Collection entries
========================================================================

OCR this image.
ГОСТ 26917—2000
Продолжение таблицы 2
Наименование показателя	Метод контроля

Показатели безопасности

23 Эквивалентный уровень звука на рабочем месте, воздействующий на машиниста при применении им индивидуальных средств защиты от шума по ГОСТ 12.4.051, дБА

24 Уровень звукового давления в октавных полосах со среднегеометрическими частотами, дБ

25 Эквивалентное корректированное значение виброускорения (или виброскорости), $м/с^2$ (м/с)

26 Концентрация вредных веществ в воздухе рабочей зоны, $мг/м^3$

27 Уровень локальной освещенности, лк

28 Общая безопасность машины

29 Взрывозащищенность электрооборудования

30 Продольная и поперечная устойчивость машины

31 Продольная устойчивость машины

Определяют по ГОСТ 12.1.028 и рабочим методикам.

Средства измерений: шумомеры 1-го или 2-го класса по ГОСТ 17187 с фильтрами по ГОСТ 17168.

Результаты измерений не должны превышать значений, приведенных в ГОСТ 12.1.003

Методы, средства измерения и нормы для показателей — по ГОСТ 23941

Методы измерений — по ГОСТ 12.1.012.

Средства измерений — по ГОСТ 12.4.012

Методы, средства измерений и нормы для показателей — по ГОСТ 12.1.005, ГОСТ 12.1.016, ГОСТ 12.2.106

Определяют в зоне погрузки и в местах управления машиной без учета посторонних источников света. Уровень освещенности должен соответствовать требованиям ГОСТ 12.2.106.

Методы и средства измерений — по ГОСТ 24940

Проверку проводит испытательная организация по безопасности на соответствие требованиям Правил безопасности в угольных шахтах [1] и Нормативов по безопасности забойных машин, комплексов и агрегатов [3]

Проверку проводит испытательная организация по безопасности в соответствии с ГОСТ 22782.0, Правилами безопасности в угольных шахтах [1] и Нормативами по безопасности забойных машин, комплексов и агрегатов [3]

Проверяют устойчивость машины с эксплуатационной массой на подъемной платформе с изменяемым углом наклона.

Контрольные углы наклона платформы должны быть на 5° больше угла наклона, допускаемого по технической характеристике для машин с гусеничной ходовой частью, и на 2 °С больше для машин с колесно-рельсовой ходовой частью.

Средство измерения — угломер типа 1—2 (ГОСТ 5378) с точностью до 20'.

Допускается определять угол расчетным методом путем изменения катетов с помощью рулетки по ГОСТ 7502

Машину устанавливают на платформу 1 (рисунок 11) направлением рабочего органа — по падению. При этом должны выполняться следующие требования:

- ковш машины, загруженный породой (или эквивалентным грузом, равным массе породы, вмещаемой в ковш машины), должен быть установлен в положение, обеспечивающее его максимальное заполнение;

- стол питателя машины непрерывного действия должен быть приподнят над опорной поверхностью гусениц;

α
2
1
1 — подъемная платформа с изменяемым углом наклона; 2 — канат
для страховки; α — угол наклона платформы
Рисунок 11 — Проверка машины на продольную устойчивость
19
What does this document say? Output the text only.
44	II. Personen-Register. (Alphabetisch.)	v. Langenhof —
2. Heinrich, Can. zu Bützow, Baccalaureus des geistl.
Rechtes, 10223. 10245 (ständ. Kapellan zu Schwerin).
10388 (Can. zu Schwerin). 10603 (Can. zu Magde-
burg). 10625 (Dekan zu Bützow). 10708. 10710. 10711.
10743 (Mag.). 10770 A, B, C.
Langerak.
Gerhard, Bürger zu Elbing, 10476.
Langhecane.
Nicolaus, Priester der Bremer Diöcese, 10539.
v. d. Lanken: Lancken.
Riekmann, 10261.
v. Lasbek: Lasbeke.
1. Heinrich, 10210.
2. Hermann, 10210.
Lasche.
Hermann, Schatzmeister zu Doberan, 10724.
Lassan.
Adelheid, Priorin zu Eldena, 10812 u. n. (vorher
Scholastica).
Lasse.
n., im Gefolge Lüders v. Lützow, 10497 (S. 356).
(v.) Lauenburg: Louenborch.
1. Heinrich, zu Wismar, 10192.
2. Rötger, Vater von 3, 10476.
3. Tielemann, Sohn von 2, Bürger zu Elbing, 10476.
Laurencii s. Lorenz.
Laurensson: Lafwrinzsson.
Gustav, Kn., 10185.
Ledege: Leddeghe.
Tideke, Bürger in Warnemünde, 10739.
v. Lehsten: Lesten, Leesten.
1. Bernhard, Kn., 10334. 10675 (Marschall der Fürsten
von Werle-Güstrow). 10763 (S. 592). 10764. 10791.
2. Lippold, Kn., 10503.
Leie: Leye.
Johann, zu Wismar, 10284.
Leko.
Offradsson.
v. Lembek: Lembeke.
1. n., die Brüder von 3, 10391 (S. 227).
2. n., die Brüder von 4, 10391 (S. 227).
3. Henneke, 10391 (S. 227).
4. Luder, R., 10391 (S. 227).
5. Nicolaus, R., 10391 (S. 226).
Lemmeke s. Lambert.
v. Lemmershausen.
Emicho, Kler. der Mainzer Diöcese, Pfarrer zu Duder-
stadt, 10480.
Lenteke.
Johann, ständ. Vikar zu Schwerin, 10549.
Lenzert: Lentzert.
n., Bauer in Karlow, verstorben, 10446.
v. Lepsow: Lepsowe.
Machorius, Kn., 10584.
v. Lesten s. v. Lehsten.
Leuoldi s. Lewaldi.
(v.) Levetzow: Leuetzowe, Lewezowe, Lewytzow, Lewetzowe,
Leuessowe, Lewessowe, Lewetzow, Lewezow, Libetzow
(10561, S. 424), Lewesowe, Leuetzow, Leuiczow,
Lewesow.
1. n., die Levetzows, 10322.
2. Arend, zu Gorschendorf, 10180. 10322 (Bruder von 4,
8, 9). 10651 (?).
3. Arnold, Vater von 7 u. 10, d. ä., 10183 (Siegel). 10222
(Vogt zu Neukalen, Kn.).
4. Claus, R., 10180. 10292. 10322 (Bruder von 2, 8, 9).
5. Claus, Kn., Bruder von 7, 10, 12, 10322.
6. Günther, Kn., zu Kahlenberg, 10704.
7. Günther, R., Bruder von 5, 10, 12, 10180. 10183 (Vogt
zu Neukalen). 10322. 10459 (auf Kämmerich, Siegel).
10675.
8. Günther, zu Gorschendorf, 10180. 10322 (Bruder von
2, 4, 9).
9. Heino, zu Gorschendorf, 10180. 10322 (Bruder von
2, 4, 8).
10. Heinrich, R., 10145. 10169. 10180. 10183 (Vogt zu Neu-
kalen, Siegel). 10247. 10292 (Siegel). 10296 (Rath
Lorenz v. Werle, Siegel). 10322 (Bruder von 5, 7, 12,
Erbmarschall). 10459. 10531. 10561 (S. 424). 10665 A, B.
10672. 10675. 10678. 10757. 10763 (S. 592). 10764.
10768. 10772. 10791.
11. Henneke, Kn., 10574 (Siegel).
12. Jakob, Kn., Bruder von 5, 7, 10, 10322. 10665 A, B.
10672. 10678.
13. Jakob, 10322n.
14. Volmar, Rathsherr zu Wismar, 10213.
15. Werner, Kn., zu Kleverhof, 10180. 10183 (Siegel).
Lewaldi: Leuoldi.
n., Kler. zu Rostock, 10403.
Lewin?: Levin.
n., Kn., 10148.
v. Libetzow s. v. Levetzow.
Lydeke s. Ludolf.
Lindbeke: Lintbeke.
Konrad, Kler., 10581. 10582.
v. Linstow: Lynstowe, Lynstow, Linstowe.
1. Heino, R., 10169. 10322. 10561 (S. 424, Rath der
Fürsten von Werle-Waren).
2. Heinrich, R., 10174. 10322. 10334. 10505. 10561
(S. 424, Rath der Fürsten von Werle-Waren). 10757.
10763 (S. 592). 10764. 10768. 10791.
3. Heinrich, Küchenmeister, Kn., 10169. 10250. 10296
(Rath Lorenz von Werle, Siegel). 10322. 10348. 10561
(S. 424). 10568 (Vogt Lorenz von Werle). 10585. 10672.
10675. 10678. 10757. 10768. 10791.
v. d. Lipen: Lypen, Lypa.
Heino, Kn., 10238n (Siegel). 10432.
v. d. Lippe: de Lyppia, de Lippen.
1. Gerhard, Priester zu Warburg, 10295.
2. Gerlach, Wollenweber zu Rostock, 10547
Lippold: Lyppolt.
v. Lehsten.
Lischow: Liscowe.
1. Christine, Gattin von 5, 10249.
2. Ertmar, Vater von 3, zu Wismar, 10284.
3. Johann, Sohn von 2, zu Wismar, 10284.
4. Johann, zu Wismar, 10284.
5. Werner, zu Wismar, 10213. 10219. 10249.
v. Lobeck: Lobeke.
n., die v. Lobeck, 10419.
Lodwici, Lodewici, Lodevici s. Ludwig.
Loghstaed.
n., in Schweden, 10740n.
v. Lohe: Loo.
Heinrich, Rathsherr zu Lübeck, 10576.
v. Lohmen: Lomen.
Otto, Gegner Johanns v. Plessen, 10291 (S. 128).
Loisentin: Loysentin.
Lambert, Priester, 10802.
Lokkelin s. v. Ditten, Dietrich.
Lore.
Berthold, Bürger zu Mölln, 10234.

========================================================================

§ **The request**: Tally up the lines in the records containing the word "Rostock", then give the count and nothing else.

§ **Exercise output**: 2